:: Short problem ::
Copy out all the records exactly.

>> START

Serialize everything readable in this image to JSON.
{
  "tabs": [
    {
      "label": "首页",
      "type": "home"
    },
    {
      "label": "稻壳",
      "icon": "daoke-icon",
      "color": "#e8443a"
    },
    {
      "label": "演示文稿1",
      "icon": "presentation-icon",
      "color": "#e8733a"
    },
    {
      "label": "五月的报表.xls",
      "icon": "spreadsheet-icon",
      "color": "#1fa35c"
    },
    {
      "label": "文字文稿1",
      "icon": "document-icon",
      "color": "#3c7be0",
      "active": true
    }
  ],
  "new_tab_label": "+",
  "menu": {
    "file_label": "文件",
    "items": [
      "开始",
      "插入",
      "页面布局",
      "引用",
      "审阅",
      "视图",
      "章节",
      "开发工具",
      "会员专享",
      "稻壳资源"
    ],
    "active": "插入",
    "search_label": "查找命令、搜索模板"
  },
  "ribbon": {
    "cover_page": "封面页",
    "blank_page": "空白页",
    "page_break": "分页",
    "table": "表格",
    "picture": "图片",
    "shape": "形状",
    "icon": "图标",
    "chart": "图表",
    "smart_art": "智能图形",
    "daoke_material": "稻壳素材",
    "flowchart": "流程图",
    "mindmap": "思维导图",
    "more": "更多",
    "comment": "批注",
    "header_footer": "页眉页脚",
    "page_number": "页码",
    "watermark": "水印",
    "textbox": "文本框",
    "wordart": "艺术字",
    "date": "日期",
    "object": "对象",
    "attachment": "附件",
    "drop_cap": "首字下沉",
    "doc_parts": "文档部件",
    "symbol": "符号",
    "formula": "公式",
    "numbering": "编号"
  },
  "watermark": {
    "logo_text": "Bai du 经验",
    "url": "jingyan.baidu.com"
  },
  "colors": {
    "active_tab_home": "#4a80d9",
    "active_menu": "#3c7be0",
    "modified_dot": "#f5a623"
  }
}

>> END

:: Complete output ::
Serialize everything readable in this image to JSON.
{
  "tabs": [
    {
      "label": "首页",
      "type": "home"
    },
    {
      "label": "稻壳",
      "icon": "daoke-icon",
      "color": "#e8443a"
    },
    {
      "label": "演示文稿1",
      "icon": "presentation-icon",
      "color": "#e8733a"
    },
    {
      "label": "五月的报表.xls",
      "icon": "spreadsheet-icon",
      "color": "#1fa35c"
    },
    {
      "label": "文字文稿1",
      "icon": "document-icon",
      "color": "#3c7be0",
      "active": true
    }
  ],
  "new_tab_label": "+",
  "menu": {
    "file_label": "文件",
    "items": [
      "开始",
      "插入",
      "页面布局",
      "引用",
      "审阅",
      "视图",
      "章节",
      "开发工具",
      "会员专享",
      "稻壳资源"
    ],
    "active": "插入",
    "search_label": "查找命令、搜索模板"
  },
  "ribbon": {
    "cover_page": "封面页",
    "blank_page": "空白页",
    "page_break": "分页",
    "table": "表格",
    "picture": "图片",
    "shape": "形状",
    "icon": "图标",
    "chart": "图表",
    "smart_art": "智能图形",
    "daoke_material": "稻壳素材",
    "flowchart": "流程图",
    "mindmap": "思维导图",
    "more": "更多",
    "comment": "批注",
    "header_footer": "页眉页脚",
    "page_number": "页码",
    "watermark": "水印",
    "textbox": "文本框",
    "wordart": "艺术字",
    "date": "日期",
    "object": "对象",
    "attachment": "附件",
    "drop_cap": "首字下沉",
    "doc_parts": "文档部件",
    "symbol": "符号",
    "formula": "公式",
    "numbering": "编号"
  },
  "watermark": {
    "logo_text": "Bai du 经验",
    "url": "jingyan.baidu.com"
  },
  "colors": {
    "active_tab_home": "#4a80d9",
    "active_menu": "#3c7be0",
    "modified_dot": "#f5a623"
  }
}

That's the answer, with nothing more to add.